Extracted data:
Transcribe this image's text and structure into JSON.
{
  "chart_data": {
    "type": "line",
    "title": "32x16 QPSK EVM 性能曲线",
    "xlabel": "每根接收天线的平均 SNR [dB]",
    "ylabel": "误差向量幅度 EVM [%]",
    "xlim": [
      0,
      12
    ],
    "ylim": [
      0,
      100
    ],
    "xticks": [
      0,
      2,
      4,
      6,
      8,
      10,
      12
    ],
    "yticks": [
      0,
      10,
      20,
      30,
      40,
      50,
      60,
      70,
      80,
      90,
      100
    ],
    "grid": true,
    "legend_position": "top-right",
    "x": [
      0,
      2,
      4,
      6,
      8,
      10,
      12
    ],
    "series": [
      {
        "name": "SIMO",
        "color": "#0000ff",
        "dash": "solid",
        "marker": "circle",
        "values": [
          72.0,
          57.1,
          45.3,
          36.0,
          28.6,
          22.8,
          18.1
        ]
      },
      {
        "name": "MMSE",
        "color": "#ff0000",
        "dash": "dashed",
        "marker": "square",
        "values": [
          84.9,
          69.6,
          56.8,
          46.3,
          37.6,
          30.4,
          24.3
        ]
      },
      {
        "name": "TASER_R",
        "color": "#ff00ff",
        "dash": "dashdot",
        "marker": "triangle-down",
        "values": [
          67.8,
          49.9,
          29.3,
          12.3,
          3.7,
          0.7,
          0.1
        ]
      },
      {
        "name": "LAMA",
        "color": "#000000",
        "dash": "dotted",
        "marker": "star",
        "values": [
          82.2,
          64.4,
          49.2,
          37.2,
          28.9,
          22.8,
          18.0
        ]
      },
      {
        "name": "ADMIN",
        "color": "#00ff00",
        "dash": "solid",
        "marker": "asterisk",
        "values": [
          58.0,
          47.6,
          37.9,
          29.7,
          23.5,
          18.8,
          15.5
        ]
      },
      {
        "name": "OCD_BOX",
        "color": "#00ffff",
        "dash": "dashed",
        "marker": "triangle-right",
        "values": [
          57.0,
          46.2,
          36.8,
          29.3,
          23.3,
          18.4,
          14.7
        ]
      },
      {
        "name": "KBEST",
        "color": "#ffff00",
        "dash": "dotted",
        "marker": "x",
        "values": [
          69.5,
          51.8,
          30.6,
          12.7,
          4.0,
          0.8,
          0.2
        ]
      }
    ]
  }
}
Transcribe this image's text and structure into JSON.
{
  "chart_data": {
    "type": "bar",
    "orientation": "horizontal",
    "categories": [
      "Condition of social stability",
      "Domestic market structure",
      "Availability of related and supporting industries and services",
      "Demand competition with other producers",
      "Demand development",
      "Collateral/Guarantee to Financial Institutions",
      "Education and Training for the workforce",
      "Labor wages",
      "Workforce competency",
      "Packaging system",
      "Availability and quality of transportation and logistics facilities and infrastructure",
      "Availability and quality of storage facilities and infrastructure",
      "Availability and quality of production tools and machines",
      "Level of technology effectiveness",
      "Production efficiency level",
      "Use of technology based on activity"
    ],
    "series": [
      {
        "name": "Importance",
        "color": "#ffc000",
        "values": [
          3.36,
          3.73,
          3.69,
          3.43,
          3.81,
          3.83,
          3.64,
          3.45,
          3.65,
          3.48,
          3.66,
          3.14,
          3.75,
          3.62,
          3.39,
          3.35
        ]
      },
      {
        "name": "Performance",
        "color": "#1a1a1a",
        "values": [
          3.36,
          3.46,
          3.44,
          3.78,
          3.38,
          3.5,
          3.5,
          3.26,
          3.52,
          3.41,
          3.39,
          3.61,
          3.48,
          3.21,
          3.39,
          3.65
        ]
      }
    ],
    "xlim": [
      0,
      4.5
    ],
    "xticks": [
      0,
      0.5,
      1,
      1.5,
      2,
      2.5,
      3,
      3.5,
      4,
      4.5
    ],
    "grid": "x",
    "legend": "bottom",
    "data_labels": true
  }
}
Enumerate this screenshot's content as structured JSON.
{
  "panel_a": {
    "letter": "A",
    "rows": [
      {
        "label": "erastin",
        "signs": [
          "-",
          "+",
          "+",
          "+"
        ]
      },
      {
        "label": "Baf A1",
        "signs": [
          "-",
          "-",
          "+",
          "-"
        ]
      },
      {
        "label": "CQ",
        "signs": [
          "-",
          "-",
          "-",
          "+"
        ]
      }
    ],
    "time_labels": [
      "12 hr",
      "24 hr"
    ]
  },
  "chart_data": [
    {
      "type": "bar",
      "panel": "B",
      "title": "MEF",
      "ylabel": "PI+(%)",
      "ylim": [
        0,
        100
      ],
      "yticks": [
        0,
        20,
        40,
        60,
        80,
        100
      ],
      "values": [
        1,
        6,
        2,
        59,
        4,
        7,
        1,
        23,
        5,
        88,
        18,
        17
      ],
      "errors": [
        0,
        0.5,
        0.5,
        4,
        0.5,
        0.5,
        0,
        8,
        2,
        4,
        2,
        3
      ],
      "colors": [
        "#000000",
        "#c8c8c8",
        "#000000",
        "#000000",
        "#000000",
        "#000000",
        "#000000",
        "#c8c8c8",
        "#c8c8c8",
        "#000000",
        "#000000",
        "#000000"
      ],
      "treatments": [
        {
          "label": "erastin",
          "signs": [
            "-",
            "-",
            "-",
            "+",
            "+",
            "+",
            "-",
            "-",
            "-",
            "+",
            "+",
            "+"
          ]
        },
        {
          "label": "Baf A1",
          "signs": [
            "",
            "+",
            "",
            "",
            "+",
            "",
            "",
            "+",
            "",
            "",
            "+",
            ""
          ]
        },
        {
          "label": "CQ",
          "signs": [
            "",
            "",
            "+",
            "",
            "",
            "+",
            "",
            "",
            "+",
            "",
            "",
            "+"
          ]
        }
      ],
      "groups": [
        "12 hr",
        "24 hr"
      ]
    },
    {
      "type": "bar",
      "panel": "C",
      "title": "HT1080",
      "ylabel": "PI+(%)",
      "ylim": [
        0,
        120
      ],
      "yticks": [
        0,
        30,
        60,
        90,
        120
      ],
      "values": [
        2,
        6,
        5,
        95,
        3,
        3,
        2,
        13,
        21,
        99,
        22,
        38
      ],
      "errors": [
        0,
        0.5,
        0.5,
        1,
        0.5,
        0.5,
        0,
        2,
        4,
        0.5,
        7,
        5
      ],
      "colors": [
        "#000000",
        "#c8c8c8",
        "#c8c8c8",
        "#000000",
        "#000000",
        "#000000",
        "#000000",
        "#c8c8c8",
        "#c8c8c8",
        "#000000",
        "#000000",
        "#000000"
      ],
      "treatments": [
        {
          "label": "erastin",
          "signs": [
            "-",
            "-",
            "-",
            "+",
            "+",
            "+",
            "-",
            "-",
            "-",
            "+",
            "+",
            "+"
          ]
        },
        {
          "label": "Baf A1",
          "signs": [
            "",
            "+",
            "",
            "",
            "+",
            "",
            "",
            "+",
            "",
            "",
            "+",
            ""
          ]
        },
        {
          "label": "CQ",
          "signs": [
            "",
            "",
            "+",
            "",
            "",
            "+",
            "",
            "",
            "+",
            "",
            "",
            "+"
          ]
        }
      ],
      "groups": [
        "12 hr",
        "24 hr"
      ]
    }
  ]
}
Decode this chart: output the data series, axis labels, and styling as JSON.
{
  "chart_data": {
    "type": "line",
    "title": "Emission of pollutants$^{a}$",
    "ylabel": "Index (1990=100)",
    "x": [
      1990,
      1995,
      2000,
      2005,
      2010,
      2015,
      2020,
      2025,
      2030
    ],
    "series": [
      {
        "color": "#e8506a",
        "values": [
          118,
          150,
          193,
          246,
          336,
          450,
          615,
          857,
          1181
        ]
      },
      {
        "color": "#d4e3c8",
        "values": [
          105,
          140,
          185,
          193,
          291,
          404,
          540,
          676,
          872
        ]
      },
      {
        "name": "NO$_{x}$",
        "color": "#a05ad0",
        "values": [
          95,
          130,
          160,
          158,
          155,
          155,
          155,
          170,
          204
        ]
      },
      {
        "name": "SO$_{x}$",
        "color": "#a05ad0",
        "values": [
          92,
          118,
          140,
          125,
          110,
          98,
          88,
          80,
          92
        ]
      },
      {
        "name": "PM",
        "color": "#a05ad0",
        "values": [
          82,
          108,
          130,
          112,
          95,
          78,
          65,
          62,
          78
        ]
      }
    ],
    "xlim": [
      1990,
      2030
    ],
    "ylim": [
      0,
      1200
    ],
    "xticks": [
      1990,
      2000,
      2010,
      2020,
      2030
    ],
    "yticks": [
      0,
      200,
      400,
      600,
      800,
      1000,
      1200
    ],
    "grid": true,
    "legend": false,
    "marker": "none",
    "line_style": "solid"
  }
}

Task statement: Write out, word for word, the line containing "Decode this chart: output" and every line after it to the end of the data above.

Answer in full:
Decode this chart: output the data series, axis labels, and styling as JSON.
{
  "chart_data": {
    "type": "line",
    "title": "Emission of pollutants$^{a}$",
    "ylabel": "Index (1990=100)",
    "x": [
      1990,
      1995,
      2000,
      2005,
      2010,
      2015,
      2020,
      2025,
      2030
    ],
    "series": [
      {
        "color": "#e8506a",
        "values": [
          118,
          150,
          193,
          246,
          336,
          450,
          615,
          857,
          1181
        ]
      },
      {
        "color": "#d4e3c8",
        "values": [
          105,
          140,
          185,
          193,
          291,
          404,
          540,
          676,
          872
        ]
      },
      {
        "name": "NO$_{x}$",
        "color": "#a05ad0",
        "values": [
          95,
          130,
          160,
          158,
          155,
          155,
          155,
          170,
          204
        ]
      },
      {
        "name": "SO$_{x}$",
        "color": "#a05ad0",
        "values": [
          92,
          118,
          140,
          125,
          110,
          98,
          88,
          80,
          92
        ]
      },
      {
        "name": "PM",
        "color": "#a05ad0",
        "values": [
          82,
          108,
          130,
          112,
          95,
          78,
          65,
          62,
          78
        ]
      }
    ],
    "xlim": [
      1990,
      2030
    ],
    "ylim": [
      0,
      1200
    ],
    "xticks": [
      1990,
      2000,
      2010,
      2020,
      2030
    ],
    "yticks": [
      0,
      200,
      400,
      600,
      800,
      1000,
      1200
    ],
    "grid": true,
    "legend": false,
    "marker": "none",
    "line_style": "solid"
  }
}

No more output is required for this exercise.